Problem details ▸
Using the data below, copy each line that includes the word "type".

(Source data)
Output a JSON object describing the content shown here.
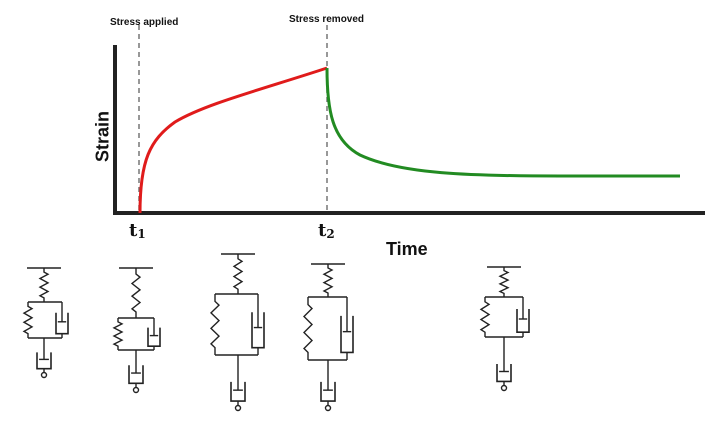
{
  "chart_data": {
    "type": "line",
    "title": "",
    "xlabel": "Time",
    "ylabel": "Strain",
    "annotations": [
      "Stress applied",
      "Stress removed"
    ],
    "tick_labels": {
      "t1_main": "t",
      "t1_sub": "1",
      "t2_main": "t",
      "t2_sub": "2"
    },
    "series": [
      {
        "color": "#e01b1b",
        "points": [
          [
            0,
            0
          ],
          [
            0.05,
            0.3
          ],
          [
            0.2,
            0.45
          ],
          [
            0.5,
            0.55
          ],
          [
            1.0,
            0.72
          ]
        ]
      },
      {
        "color": "#228b22",
        "points": [
          [
            1.0,
            0.72
          ],
          [
            1.02,
            0.5
          ],
          [
            1.1,
            0.42
          ],
          [
            1.4,
            0.32
          ],
          [
            2.0,
            0.27
          ],
          [
            3.0,
            0.27
          ]
        ]
      }
    ]
  },
  "models": [
    {
      "name": "model-1"
    },
    {
      "name": "model-2"
    },
    {
      "name": "model-3"
    },
    {
      "name": "model-4"
    },
    {
      "name": "model-5"
    }
  ]
}
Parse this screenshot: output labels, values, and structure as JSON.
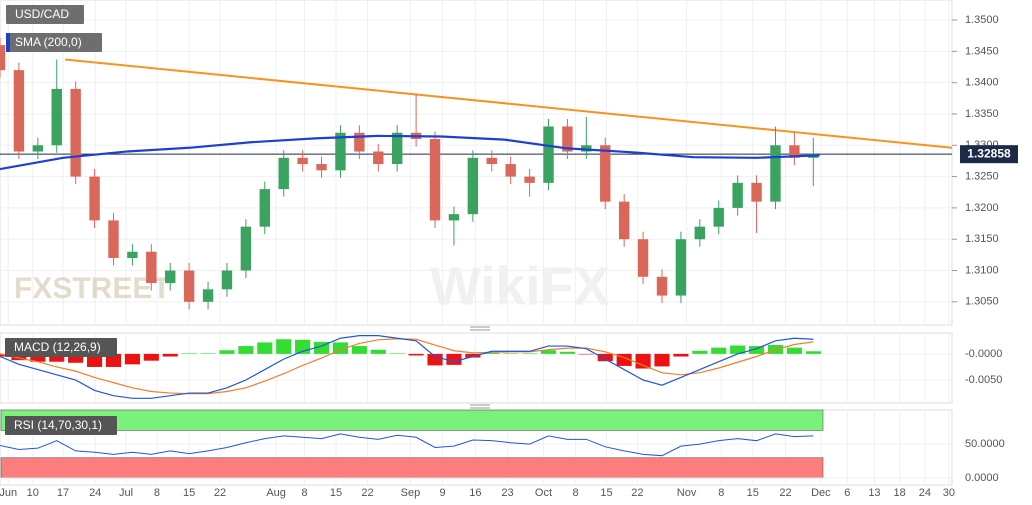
{
  "chart_data": [
    {
      "type": "candlestick",
      "title": "USD/CAD",
      "watermarks": [
        "FXSTREET",
        "WikiFX"
      ],
      "xlim": [
        0,
        151
      ],
      "ylim": [
        1.3013,
        1.3532
      ],
      "yticks": [
        {
          "value": 1.35,
          "label": "1.3500"
        },
        {
          "value": 1.345,
          "label": "1.3450"
        },
        {
          "value": 1.34,
          "label": "1.3400"
        },
        {
          "value": 1.335,
          "label": "1.3350"
        },
        {
          "value": 1.33,
          "label": "1.3300"
        },
        {
          "value": 1.325,
          "label": "1.3250"
        },
        {
          "value": 1.32,
          "label": "1.3200"
        },
        {
          "value": 1.315,
          "label": "1.3150"
        },
        {
          "value": 1.31,
          "label": "1.3100"
        },
        {
          "value": 1.305,
          "label": "1.3050"
        }
      ],
      "x": [
        0,
        3,
        6,
        9,
        12,
        15,
        18,
        21,
        24,
        27,
        30,
        33,
        36,
        39,
        42,
        45,
        48,
        51,
        54,
        57,
        60,
        63,
        66,
        69,
        72,
        75,
        78,
        81,
        84,
        87,
        90,
        93,
        96,
        99,
        102,
        105,
        108,
        111,
        114,
        117,
        120,
        123,
        126,
        129
      ],
      "open": [
        1.346,
        1.342,
        1.329,
        1.33,
        1.339,
        1.325,
        1.318,
        1.312,
        1.313,
        1.308,
        1.31,
        1.305,
        1.307,
        1.31,
        1.317,
        1.323,
        1.328,
        1.327,
        1.326,
        1.332,
        1.329,
        1.327,
        1.332,
        1.331,
        1.318,
        1.319,
        1.328,
        1.327,
        1.325,
        1.324,
        1.333,
        1.329,
        1.33,
        1.321,
        1.315,
        1.309,
        1.306,
        1.315,
        1.317,
        1.32,
        1.324,
        1.321,
        1.33,
        1.328
      ],
      "high": [
        1.3472,
        1.3432,
        1.3312,
        1.3437,
        1.3402,
        1.3262,
        1.3192,
        1.3142,
        1.3142,
        1.3112,
        1.3112,
        1.3082,
        1.3112,
        1.3182,
        1.3242,
        1.3292,
        1.3292,
        1.3282,
        1.3332,
        1.3332,
        1.3302,
        1.3332,
        1.3382,
        1.3322,
        1.3202,
        1.3292,
        1.3292,
        1.3282,
        1.3262,
        1.3342,
        1.3342,
        1.3345,
        1.3312,
        1.3222,
        1.3162,
        1.3102,
        1.3162,
        1.3182,
        1.3212,
        1.3252,
        1.3252,
        1.333,
        1.332,
        1.3312
      ],
      "low": [
        1.3408,
        1.3278,
        1.3278,
        1.3288,
        1.3238,
        1.3168,
        1.3108,
        1.3108,
        1.3068,
        1.3068,
        1.3038,
        1.3038,
        1.3058,
        1.3088,
        1.3158,
        1.3218,
        1.3258,
        1.3248,
        1.3248,
        1.3278,
        1.3258,
        1.3258,
        1.3298,
        1.3168,
        1.314,
        1.3178,
        1.3258,
        1.3238,
        1.3218,
        1.3228,
        1.3278,
        1.3278,
        1.3198,
        1.3138,
        1.3078,
        1.3048,
        1.3048,
        1.3138,
        1.3158,
        1.3188,
        1.316,
        1.3198,
        1.3268,
        1.3235
      ],
      "close": [
        1.342,
        1.329,
        1.33,
        1.339,
        1.325,
        1.318,
        1.312,
        1.313,
        1.308,
        1.31,
        1.305,
        1.307,
        1.31,
        1.317,
        1.323,
        1.328,
        1.327,
        1.326,
        1.332,
        1.329,
        1.327,
        1.332,
        1.331,
        1.318,
        1.319,
        1.328,
        1.327,
        1.325,
        1.324,
        1.333,
        1.329,
        1.33,
        1.321,
        1.315,
        1.309,
        1.306,
        1.315,
        1.317,
        1.32,
        1.324,
        1.321,
        1.33,
        1.328,
        1.3286
      ],
      "up_color": "#3aa35f",
      "down_color": "#d9685a",
      "sma": {
        "name": "SMA (200,0)",
        "color": "#1f3fcf",
        "x": [
          0,
          10,
          20,
          30,
          40,
          50,
          60,
          70,
          80,
          90,
          100,
          110,
          120,
          130
        ],
        "values": [
          1.3262,
          1.328,
          1.329,
          1.3296,
          1.3305,
          1.3311,
          1.3315,
          1.3314,
          1.3309,
          1.3295,
          1.3289,
          1.3281,
          1.328,
          1.3284
        ]
      },
      "trendline": {
        "color": "#f7931e",
        "x": [
          10.3,
          151
        ],
        "values": [
          1.3437,
          1.3296
        ]
      },
      "last_price": {
        "value": 1.32858,
        "label": "1.32858"
      }
    },
    {
      "type": "macd",
      "title": "MACD (12,26,9)",
      "xlim": [
        0,
        151
      ],
      "ylim": [
        -0.0094,
        0.004
      ],
      "yticks": [
        {
          "value": 0,
          "label": "-0.0000"
        },
        {
          "value": -0.005,
          "label": "-0.0050"
        }
      ],
      "x": [
        0,
        3,
        6,
        9,
        12,
        15,
        18,
        21,
        24,
        27,
        30,
        33,
        36,
        39,
        42,
        45,
        48,
        51,
        54,
        57,
        60,
        63,
        66,
        69,
        72,
        75,
        78,
        81,
        84,
        87,
        90,
        93,
        96,
        99,
        102,
        105,
        108,
        111,
        114,
        117,
        120,
        123,
        126,
        129
      ],
      "macd": {
        "color": "#2255dd",
        "values": [
          -0.0005,
          -0.002,
          -0.003,
          -0.004,
          -0.005,
          -0.007,
          -0.008,
          -0.0085,
          -0.0085,
          -0.008,
          -0.0075,
          -0.0075,
          -0.0065,
          -0.005,
          -0.003,
          -0.001,
          0.0005,
          0.0015,
          0.003,
          0.0035,
          0.0035,
          0.003,
          0.0025,
          -0.0005,
          -0.0015,
          -0.0005,
          0.0005,
          0.0005,
          0.0005,
          0.0015,
          0.0015,
          0.001,
          -0.001,
          -0.003,
          -0.005,
          -0.006,
          -0.0045,
          -0.003,
          -0.0015,
          0,
          0.001,
          0.0025,
          0.003,
          0.0028
        ]
      },
      "signal": {
        "color": "#f07f2a",
        "values": [
          0,
          -0.0008,
          -0.0015,
          -0.0025,
          -0.0033,
          -0.0045,
          -0.0055,
          -0.0065,
          -0.0072,
          -0.0075,
          -0.0076,
          -0.0076,
          -0.0072,
          -0.0065,
          -0.0052,
          -0.0038,
          -0.0022,
          -0.0008,
          0.0008,
          0.002,
          0.0027,
          0.0029,
          0.0028,
          0.0017,
          0.0006,
          0.0002,
          0.0003,
          0.0004,
          0.0004,
          0.0008,
          0.0011,
          0.0011,
          0.0004,
          -0.0007,
          -0.0022,
          -0.0036,
          -0.004,
          -0.0036,
          -0.0027,
          -0.0016,
          -0.0005,
          0.0008,
          0.0018,
          0.0023
        ]
      },
      "histogram": {
        "up_color": "#33dd33",
        "down_color": "#ee1111",
        "values": [
          -0.0005,
          -0.0012,
          -0.0015,
          -0.0015,
          -0.0017,
          -0.0025,
          -0.0025,
          -0.002,
          -0.0013,
          -0.0005,
          0.0001,
          0.0001,
          0.0007,
          0.0015,
          0.0022,
          0.0028,
          0.0027,
          0.0023,
          0.0022,
          0.0015,
          0.0008,
          0.0001,
          -0.0003,
          -0.0022,
          -0.0021,
          -0.0007,
          0.0002,
          0.0001,
          0.0001,
          0.0007,
          0.0004,
          -0.0001,
          -0.0014,
          -0.0023,
          -0.0028,
          -0.0024,
          -0.0005,
          0.0006,
          0.0012,
          0.0016,
          0.0015,
          0.0017,
          0.0012,
          0.0005
        ]
      }
    },
    {
      "type": "rsi",
      "title": "RSI (14,70,30,1)",
      "xlim": [
        0,
        151
      ],
      "ylim": [
        -10,
        100
      ],
      "yticks": [
        {
          "value": 50,
          "label": "50.0000"
        },
        {
          "value": 0,
          "label": "0.0000"
        }
      ],
      "bands": [
        {
          "from": 70,
          "to": 100,
          "color": "#7cf07c"
        },
        {
          "from": 0,
          "to": 30,
          "color": "#fb7d7d"
        }
      ],
      "color": "#2255dd",
      "x": [
        0,
        3,
        6,
        9,
        12,
        15,
        18,
        21,
        24,
        27,
        30,
        33,
        36,
        39,
        42,
        45,
        48,
        51,
        54,
        57,
        60,
        63,
        66,
        69,
        72,
        75,
        78,
        81,
        84,
        87,
        90,
        93,
        96,
        99,
        102,
        105,
        108,
        111,
        114,
        117,
        120,
        123,
        126,
        129
      ],
      "values": [
        48,
        42,
        44,
        55,
        40,
        38,
        35,
        38,
        35,
        40,
        36,
        40,
        45,
        52,
        58,
        62,
        60,
        58,
        65,
        60,
        57,
        63,
        60,
        45,
        47,
        56,
        55,
        52,
        50,
        62,
        57,
        57,
        46,
        40,
        35,
        33,
        47,
        50,
        55,
        58,
        55,
        65,
        61,
        62
      ],
      "xticks": [
        {
          "value": 1.3,
          "label": "Jun"
        },
        {
          "value": 5.2,
          "label": "10"
        },
        {
          "value": 10,
          "label": "17"
        },
        {
          "value": 15.1,
          "label": "24"
        },
        {
          "value": 20,
          "label": "Jul"
        },
        {
          "value": 24.9,
          "label": "8"
        },
        {
          "value": 30,
          "label": "15"
        },
        {
          "value": 34.9,
          "label": "22"
        },
        {
          "value": 43.8,
          "label": "Aug"
        },
        {
          "value": 48.3,
          "label": "8"
        },
        {
          "value": 53.3,
          "label": "15"
        },
        {
          "value": 58.3,
          "label": "22"
        },
        {
          "value": 65.1,
          "label": "Sep"
        },
        {
          "value": 70.2,
          "label": "9"
        },
        {
          "value": 75.4,
          "label": "16"
        },
        {
          "value": 80.5,
          "label": "23"
        },
        {
          "value": 86.2,
          "label": "Oct"
        },
        {
          "value": 91.3,
          "label": "8"
        },
        {
          "value": 96.2,
          "label": "15"
        },
        {
          "value": 101.1,
          "label": "22"
        },
        {
          "value": 108.9,
          "label": "Nov"
        },
        {
          "value": 114.4,
          "label": "8"
        },
        {
          "value": 119.4,
          "label": "15"
        },
        {
          "value": 124.6,
          "label": "22"
        },
        {
          "value": 130.2,
          "label": "Dec"
        },
        {
          "value": 134.4,
          "label": "6"
        },
        {
          "value": 138.7,
          "label": "13"
        },
        {
          "value": 142.7,
          "label": "18"
        },
        {
          "value": 146.7,
          "label": "24"
        },
        {
          "value": 150.5,
          "label": "30"
        }
      ]
    }
  ]
}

Exercise response ▸
    "type": "line",
      "type": "candlestick",
      "type": "macd",
      "type": "rsi",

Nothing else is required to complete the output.